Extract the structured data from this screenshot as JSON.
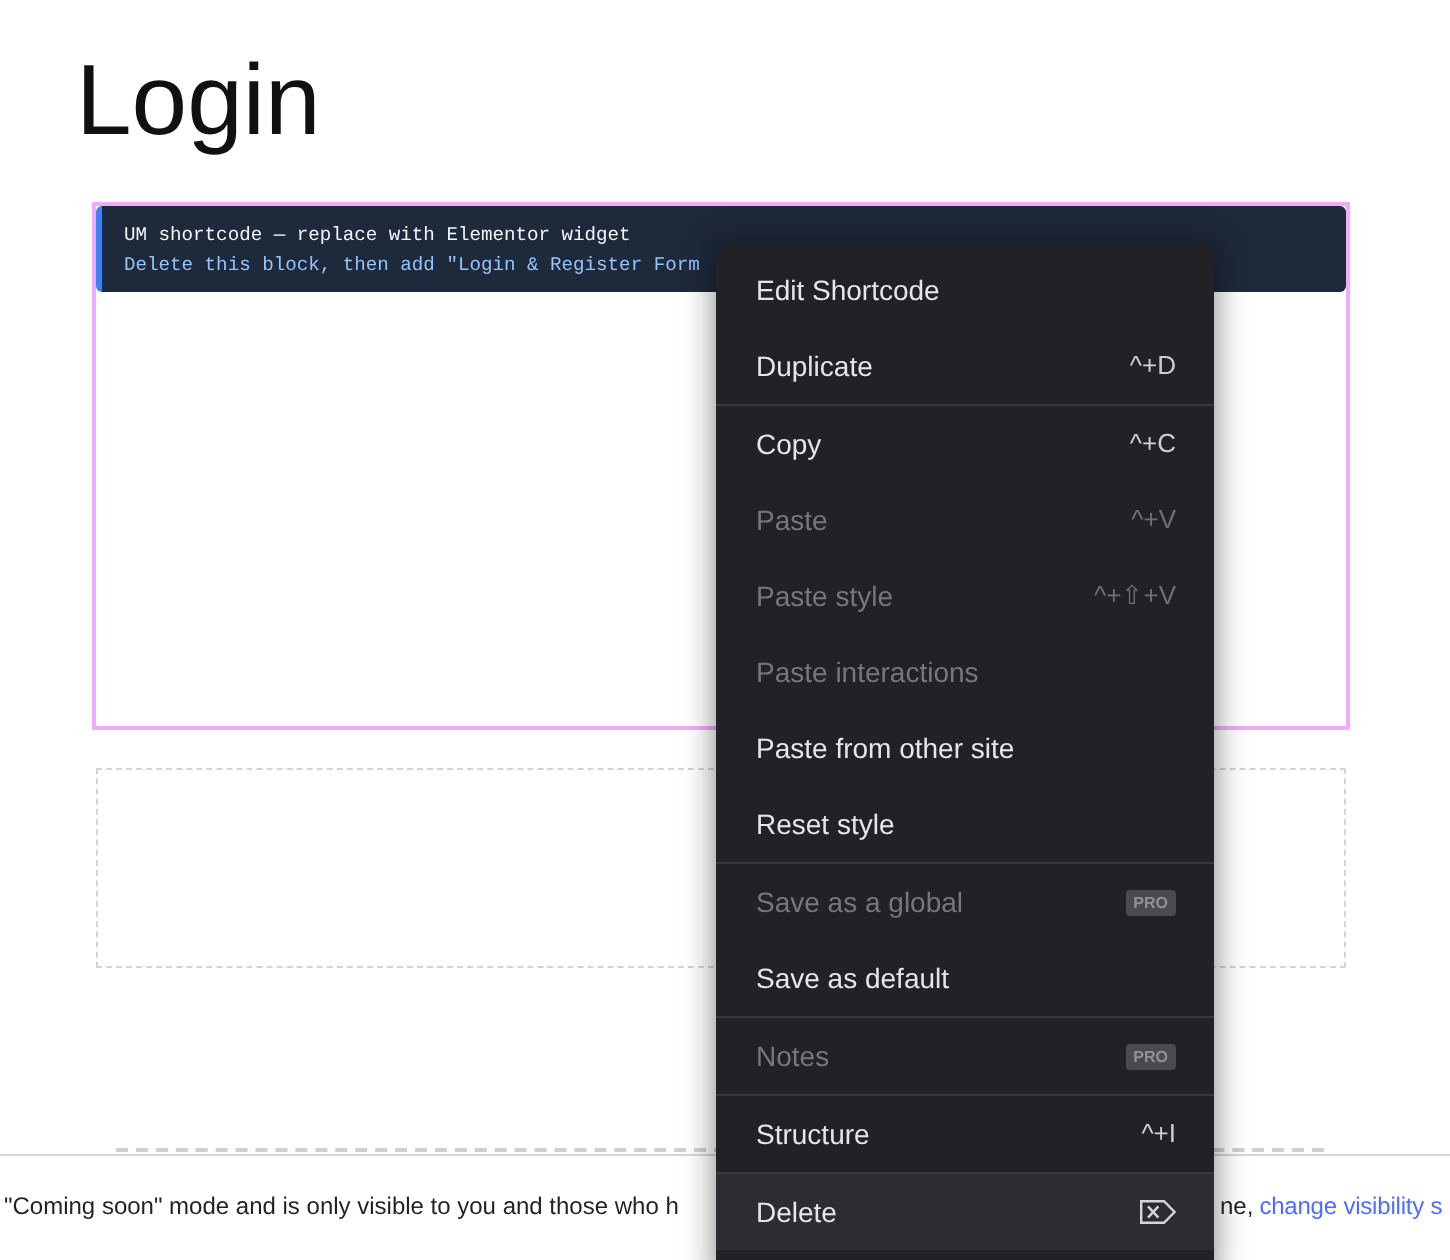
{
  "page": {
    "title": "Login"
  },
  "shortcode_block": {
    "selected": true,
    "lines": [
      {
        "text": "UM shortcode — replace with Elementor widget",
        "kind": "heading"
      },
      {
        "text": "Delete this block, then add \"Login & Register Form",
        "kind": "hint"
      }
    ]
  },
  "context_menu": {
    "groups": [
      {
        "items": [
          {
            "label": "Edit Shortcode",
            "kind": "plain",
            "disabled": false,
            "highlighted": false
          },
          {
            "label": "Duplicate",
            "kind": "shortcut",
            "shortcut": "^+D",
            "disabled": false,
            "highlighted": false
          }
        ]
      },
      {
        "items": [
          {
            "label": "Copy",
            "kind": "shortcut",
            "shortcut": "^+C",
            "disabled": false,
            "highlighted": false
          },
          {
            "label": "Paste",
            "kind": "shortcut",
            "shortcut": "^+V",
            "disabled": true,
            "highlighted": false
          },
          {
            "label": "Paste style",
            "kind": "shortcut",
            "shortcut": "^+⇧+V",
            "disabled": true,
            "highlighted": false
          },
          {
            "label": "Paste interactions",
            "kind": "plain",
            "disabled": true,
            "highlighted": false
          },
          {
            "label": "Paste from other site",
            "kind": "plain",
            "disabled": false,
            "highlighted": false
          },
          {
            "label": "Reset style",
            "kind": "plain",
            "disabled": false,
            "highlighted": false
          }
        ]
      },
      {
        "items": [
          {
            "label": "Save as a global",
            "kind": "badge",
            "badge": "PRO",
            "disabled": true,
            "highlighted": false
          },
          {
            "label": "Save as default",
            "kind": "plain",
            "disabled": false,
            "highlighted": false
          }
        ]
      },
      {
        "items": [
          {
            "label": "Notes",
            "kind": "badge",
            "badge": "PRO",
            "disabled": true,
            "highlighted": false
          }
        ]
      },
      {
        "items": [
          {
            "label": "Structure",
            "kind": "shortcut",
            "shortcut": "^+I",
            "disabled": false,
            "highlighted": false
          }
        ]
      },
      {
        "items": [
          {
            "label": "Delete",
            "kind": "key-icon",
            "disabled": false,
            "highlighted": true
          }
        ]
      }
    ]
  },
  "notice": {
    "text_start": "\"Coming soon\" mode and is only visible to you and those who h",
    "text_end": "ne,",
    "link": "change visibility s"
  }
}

--------------------------------

Scan the material above for the word "Login". Copy each line where it occurs.

Written reply »
    "title": "Login"
        "text": "Delete this block, then add \"Login & Register Form",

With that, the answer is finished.